* CHALLENGE: Scan the material that follows. Copy every line containing the word "Phân".
--- begin ---
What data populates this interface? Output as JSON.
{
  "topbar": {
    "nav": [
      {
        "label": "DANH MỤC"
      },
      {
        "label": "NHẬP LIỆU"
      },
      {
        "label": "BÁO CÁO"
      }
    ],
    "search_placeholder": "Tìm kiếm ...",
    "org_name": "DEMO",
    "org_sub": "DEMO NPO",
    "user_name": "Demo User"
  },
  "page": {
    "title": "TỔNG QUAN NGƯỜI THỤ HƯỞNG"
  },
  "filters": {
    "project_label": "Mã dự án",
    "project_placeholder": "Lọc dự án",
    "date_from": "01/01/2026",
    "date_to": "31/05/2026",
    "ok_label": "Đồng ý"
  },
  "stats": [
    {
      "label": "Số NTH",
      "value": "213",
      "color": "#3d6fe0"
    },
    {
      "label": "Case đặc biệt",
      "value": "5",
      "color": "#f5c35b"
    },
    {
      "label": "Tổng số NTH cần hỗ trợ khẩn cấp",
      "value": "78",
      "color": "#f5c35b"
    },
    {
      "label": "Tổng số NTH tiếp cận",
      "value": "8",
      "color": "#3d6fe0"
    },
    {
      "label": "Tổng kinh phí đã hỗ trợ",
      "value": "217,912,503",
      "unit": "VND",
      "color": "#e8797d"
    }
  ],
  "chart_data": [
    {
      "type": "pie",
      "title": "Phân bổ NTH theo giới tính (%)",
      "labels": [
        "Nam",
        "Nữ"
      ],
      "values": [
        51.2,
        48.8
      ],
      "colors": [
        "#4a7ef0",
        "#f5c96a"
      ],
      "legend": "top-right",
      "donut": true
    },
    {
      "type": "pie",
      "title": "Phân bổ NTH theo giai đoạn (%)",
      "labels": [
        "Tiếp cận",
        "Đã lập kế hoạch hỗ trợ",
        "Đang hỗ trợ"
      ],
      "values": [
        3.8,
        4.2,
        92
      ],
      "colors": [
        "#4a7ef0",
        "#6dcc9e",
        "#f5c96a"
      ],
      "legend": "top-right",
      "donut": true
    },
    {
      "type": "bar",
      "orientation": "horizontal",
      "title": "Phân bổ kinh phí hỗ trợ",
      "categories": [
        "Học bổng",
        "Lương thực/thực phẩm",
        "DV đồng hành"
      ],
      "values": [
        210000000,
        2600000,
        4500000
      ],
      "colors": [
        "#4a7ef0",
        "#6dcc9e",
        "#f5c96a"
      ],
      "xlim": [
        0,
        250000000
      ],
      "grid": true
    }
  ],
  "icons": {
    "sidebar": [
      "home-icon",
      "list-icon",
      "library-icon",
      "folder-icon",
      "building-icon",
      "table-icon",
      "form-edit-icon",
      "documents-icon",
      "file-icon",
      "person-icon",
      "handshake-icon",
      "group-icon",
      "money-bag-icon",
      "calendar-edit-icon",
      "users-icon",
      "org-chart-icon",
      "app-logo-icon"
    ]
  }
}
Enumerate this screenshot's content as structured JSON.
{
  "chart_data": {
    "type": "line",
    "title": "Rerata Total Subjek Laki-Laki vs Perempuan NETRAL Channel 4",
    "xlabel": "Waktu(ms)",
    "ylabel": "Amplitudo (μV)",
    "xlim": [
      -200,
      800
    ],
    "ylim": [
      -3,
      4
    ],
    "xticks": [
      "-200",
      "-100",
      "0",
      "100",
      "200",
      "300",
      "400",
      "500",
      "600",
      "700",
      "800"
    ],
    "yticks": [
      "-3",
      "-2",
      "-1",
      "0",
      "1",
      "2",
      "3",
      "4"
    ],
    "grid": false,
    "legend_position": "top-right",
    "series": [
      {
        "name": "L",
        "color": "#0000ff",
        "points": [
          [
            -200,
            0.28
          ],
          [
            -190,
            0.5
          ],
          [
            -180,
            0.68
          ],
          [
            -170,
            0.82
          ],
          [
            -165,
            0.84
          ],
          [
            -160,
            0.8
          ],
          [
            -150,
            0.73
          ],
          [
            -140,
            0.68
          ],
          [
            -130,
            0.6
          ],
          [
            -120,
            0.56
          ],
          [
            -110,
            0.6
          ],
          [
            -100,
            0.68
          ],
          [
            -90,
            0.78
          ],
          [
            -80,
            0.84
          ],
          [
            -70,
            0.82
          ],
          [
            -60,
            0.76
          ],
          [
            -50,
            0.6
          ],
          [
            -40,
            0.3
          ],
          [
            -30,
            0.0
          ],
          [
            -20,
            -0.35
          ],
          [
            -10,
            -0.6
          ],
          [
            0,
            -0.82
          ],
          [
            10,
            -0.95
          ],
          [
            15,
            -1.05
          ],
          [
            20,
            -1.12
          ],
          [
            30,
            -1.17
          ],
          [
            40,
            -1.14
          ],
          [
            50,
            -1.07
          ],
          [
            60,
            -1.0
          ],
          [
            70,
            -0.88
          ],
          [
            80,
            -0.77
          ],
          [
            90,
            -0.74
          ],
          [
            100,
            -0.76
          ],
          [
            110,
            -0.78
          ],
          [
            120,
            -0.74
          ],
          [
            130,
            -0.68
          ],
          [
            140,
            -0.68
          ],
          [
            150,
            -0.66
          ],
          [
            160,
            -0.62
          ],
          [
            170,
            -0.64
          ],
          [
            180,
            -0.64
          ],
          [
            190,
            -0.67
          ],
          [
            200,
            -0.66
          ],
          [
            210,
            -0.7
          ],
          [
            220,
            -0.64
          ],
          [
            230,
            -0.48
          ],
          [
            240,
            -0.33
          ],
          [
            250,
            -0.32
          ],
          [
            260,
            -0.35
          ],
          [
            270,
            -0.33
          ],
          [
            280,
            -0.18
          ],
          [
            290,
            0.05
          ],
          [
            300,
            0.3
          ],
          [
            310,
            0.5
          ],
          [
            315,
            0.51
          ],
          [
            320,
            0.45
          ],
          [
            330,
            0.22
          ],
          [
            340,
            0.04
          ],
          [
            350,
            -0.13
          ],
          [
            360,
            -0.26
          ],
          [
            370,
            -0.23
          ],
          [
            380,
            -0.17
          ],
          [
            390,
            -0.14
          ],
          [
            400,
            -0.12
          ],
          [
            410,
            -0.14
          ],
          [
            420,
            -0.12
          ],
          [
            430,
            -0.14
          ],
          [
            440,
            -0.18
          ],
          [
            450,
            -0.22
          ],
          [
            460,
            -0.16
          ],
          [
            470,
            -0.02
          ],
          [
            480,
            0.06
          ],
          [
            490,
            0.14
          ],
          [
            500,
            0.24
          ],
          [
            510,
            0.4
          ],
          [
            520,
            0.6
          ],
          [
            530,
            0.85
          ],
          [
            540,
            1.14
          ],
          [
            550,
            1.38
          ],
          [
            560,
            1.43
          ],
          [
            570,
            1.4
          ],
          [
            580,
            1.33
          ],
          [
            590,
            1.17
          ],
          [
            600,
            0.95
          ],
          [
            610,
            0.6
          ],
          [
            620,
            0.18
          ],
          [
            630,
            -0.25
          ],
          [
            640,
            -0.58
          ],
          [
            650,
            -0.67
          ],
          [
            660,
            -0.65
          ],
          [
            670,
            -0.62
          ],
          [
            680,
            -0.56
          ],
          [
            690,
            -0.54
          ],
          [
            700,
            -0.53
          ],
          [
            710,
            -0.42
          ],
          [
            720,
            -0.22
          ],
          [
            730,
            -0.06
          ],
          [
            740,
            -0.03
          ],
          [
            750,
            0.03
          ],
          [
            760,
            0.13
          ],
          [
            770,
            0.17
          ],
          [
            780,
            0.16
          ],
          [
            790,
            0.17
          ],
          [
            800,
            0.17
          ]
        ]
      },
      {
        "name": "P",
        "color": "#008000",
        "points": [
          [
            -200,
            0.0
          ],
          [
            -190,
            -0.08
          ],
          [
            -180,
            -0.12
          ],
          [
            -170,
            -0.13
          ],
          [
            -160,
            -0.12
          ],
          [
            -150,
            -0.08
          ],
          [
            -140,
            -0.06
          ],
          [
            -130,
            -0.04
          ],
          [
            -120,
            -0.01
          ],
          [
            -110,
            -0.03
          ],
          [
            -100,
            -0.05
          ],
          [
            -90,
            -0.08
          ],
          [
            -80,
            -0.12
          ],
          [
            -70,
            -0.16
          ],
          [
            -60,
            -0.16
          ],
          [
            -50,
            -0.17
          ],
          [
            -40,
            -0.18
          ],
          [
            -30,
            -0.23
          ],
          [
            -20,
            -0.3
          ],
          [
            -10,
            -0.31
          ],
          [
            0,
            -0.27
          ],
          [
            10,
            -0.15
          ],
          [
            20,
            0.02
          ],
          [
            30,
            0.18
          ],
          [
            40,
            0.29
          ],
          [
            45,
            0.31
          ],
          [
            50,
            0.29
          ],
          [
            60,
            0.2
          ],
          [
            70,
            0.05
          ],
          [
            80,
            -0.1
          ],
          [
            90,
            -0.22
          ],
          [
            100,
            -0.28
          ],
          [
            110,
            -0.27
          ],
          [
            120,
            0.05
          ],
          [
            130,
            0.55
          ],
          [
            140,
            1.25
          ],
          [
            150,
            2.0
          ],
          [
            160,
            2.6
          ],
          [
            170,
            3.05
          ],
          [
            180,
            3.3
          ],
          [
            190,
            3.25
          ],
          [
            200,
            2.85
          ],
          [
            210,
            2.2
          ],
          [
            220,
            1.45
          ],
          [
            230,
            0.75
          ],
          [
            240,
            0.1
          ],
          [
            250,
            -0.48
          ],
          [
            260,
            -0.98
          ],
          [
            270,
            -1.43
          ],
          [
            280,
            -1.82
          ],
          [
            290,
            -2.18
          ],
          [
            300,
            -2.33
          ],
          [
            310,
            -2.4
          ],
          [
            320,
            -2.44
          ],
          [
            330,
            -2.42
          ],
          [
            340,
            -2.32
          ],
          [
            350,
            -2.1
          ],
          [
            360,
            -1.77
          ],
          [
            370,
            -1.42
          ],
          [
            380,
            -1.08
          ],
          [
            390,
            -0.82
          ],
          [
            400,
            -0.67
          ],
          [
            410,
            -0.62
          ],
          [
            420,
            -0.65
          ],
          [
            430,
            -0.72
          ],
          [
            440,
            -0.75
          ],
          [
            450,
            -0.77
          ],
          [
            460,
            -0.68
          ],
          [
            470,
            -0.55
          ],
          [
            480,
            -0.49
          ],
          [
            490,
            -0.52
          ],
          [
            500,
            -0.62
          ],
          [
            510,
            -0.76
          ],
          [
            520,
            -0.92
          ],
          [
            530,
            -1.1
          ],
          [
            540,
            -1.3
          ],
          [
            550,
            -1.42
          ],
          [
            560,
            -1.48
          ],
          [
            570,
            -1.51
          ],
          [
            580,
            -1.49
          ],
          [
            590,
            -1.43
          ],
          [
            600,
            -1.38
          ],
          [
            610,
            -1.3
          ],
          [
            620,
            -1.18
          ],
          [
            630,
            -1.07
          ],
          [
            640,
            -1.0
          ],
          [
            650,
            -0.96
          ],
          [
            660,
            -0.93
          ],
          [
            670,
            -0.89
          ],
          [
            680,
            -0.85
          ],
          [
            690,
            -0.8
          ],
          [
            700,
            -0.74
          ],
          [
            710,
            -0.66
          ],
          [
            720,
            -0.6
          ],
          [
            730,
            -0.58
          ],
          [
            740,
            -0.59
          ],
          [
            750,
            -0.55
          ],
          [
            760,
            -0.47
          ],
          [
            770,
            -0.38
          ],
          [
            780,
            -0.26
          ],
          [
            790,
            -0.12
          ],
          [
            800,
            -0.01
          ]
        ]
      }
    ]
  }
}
--- end ---
* COMPLETED EXERCISE:
      "title": "Phân bổ NTH theo giới tính (%)",
      "title": "Phân bổ NTH theo giai đoạn (%)",
      "title": "Phân bổ kinh phí hỗ trợ",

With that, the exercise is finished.